▶ [Work required]:
Output the material below unchanged, apart from leaving out the pictures.

== Records shown

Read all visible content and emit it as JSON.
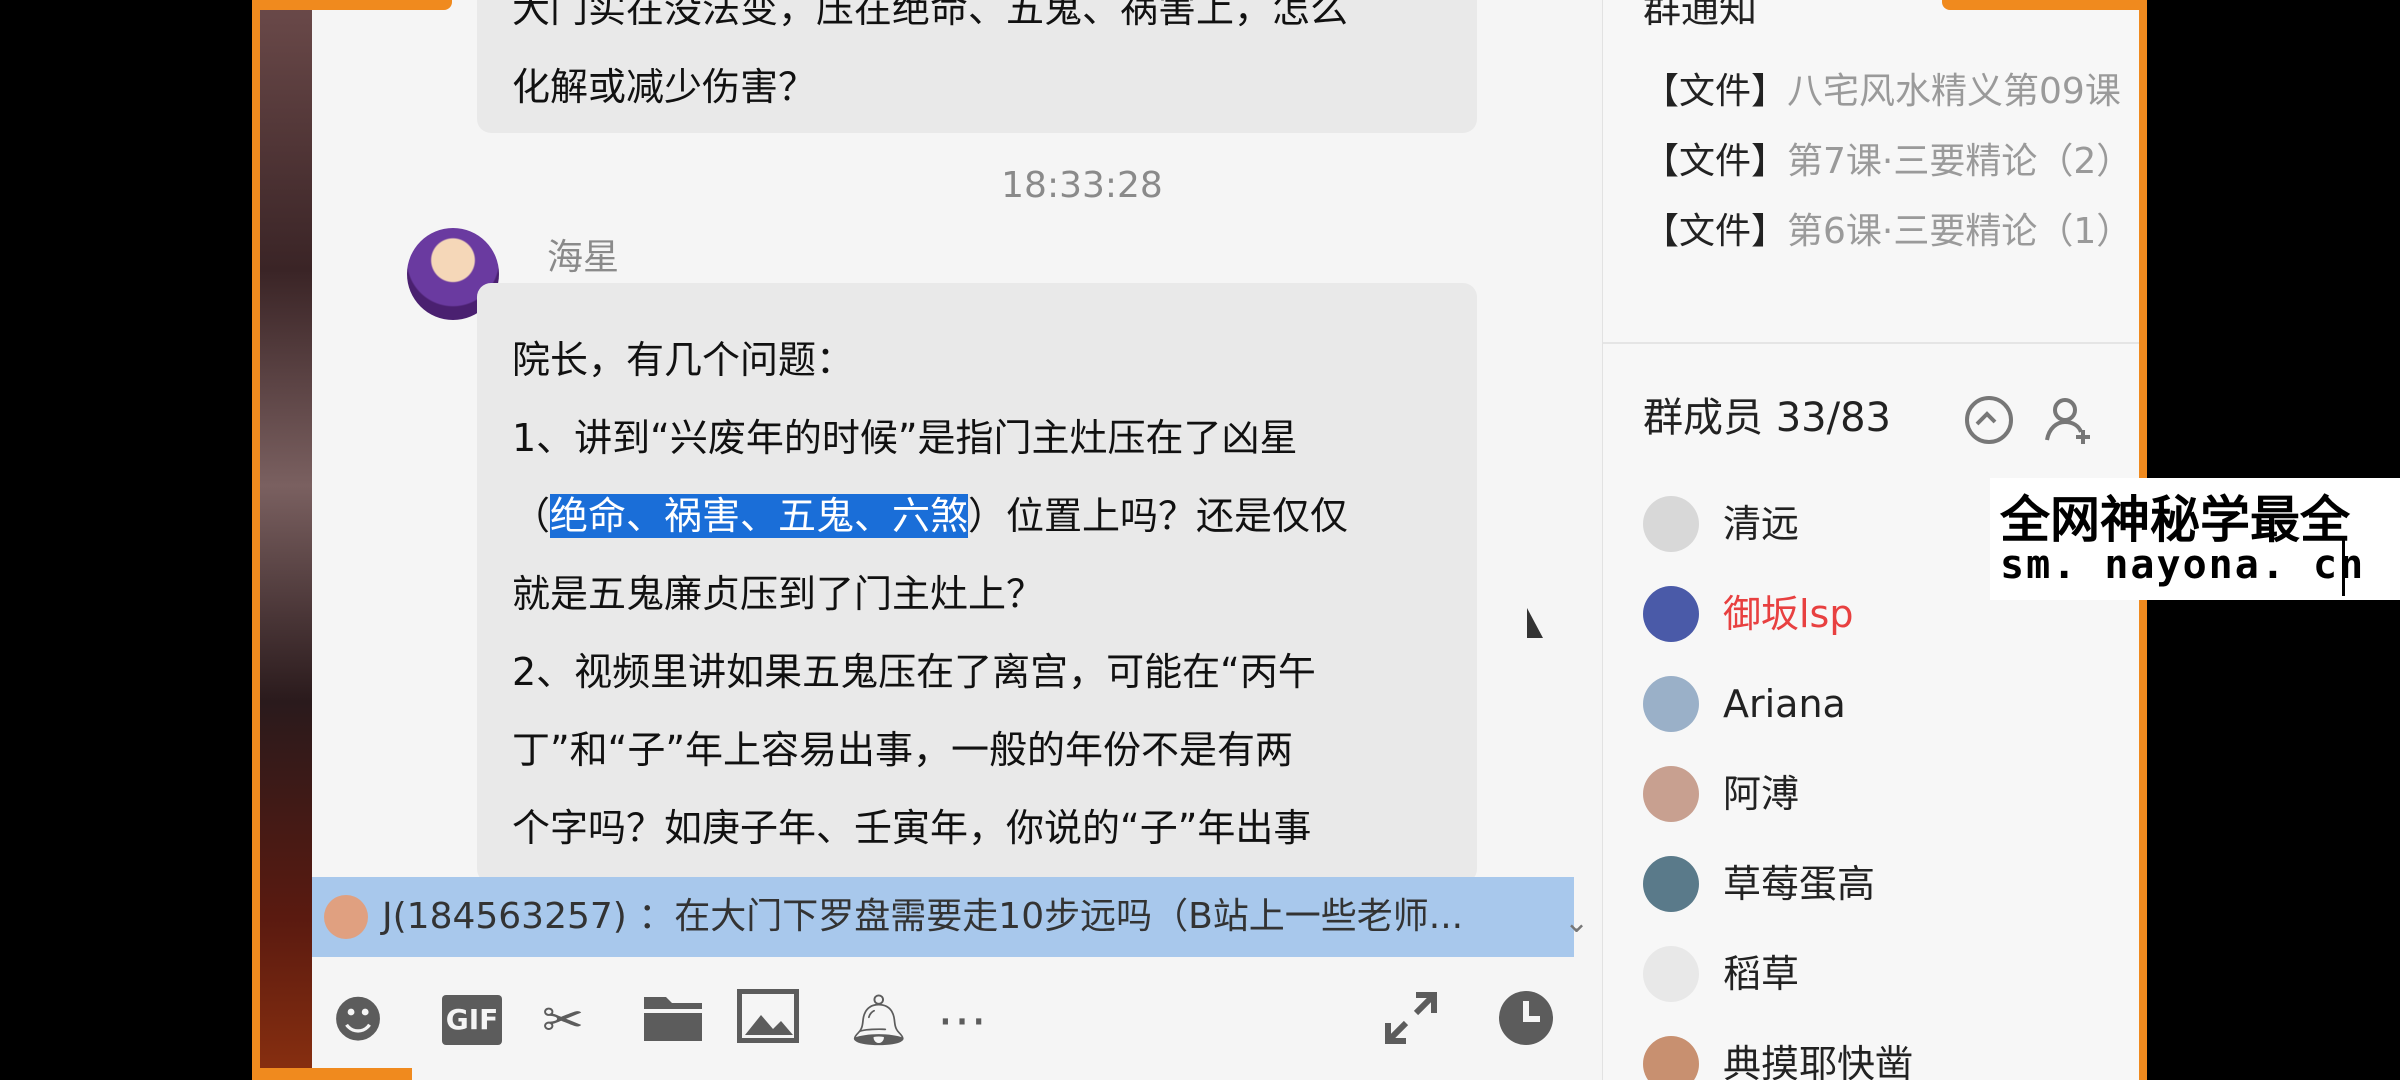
{
  "chat": {
    "previous_message": [
      "大门实在没法变，压在绝命、五鬼、祸害上，怎么",
      "化解或减少伤害？"
    ],
    "timestamp": "18:33:28",
    "sender": "海星",
    "message": {
      "line1": "院长，有几个问题：",
      "line2": "1、讲到“兴废年的时候”是指门主灶压在了凶星",
      "line3_pre": "（",
      "line3_selected": "绝命、祸害、五鬼、六煞",
      "line3_post": "）位置上吗？还是仅仅",
      "line4": "就是五鬼廉贞压到了门主灶上？",
      "line5": "2、视频里讲如果五鬼压在了离宫，可能在“丙午",
      "line6": "丁”和“子”年上容易出事，一般的年份不是有两",
      "line7": "个字吗？如庚子年、壬寅年，你说的“子”年出事"
    }
  },
  "notice_bar": {
    "text": "J(184563257) ：在大门下罗盘需要走10步远吗（B站上一些老师..."
  },
  "toolbar": {
    "gif_label": "GIF",
    "icons": [
      "emoji-icon",
      "gif-icon",
      "scissors-icon",
      "folder-icon",
      "image-icon",
      "bell-icon",
      "more-icon",
      "expand-icon",
      "clock-icon"
    ]
  },
  "panel": {
    "notice_title": "群通知",
    "files": [
      {
        "tag": "【文件】",
        "name": "八宅风水精义第09课"
      },
      {
        "tag": "【文件】",
        "name": "第7课·三要精论（2）"
      },
      {
        "tag": "【文件】",
        "name": "第6课·三要精论（1）"
      }
    ],
    "members_title": "群成员 33/83",
    "members": [
      {
        "name": "清远",
        "color": "#d8d8d8"
      },
      {
        "name": "御坂lsp",
        "color": "#4a5aa8"
      },
      {
        "name": "Ariana",
        "color": "#9ab0c8"
      },
      {
        "name": "阿溥",
        "color": "#c8a090"
      },
      {
        "name": "草莓蛋高",
        "color": "#5a7a8a"
      },
      {
        "name": "稻草",
        "color": "#e8e8e8"
      },
      {
        "name": "典摸耶快凿",
        "color": "#c89070"
      }
    ]
  },
  "watermark": {
    "line1": "全网神秘学最全",
    "line2": "sm. nayona. cn"
  },
  "colors": {
    "frame": "#f08a1e",
    "selection": "#1a6ed8",
    "notice_bar": "#a8c8ec"
  }
}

====

▶ [Answer to this task]:
Read all visible content and emit it as JSON.
{
  "chat": {
    "previous_message": [
      "大门实在没法变，压在绝命、五鬼、祸害上，怎么",
      "化解或减少伤害？"
    ],
    "timestamp": "18:33:28",
    "sender": "海星",
    "message": {
      "line1": "院长，有几个问题：",
      "line2": "1、讲到“兴废年的时候”是指门主灶压在了凶星",
      "line3_pre": "（",
      "line3_selected": "绝命、祸害、五鬼、六煞",
      "line3_post": "）位置上吗？还是仅仅",
      "line4": "就是五鬼廉贞压到了门主灶上？",
      "line5": "2、视频里讲如果五鬼压在了离宫，可能在“丙午",
      "line6": "丁”和“子”年上容易出事，一般的年份不是有两",
      "line7": "个字吗？如庚子年、壬寅年，你说的“子”年出事"
    }
  },
  "notice_bar": {
    "text": "J(184563257) ：在大门下罗盘需要走10步远吗（B站上一些老师..."
  },
  "toolbar": {
    "gif_label": "GIF",
    "icons": [
      "emoji-icon",
      "gif-icon",
      "scissors-icon",
      "folder-icon",
      "image-icon",
      "bell-icon",
      "more-icon",
      "expand-icon",
      "clock-icon"
    ]
  },
  "panel": {
    "notice_title": "群通知",
    "files": [
      {
        "tag": "【文件】",
        "name": "八宅风水精义第09课"
      },
      {
        "tag": "【文件】",
        "name": "第7课·三要精论（2）"
      },
      {
        "tag": "【文件】",
        "name": "第6课·三要精论（1）"
      }
    ],
    "members_title": "群成员 33/83",
    "members": [
      {
        "name": "清远",
        "color": "#d8d8d8"
      },
      {
        "name": "御坂lsp",
        "color": "#4a5aa8"
      },
      {
        "name": "Ariana",
        "color": "#9ab0c8"
      },
      {
        "name": "阿溥",
        "color": "#c8a090"
      },
      {
        "name": "草莓蛋高",
        "color": "#5a7a8a"
      },
      {
        "name": "稻草",
        "color": "#e8e8e8"
      },
      {
        "name": "典摸耶快凿",
        "color": "#c89070"
      }
    ]
  },
  "watermark": {
    "line1": "全网神秘学最全",
    "line2": "sm. nayona. cn"
  },
  "colors": {
    "frame": "#f08a1e",
    "selection": "#1a6ed8",
    "notice_bar": "#a8c8ec"
  }
}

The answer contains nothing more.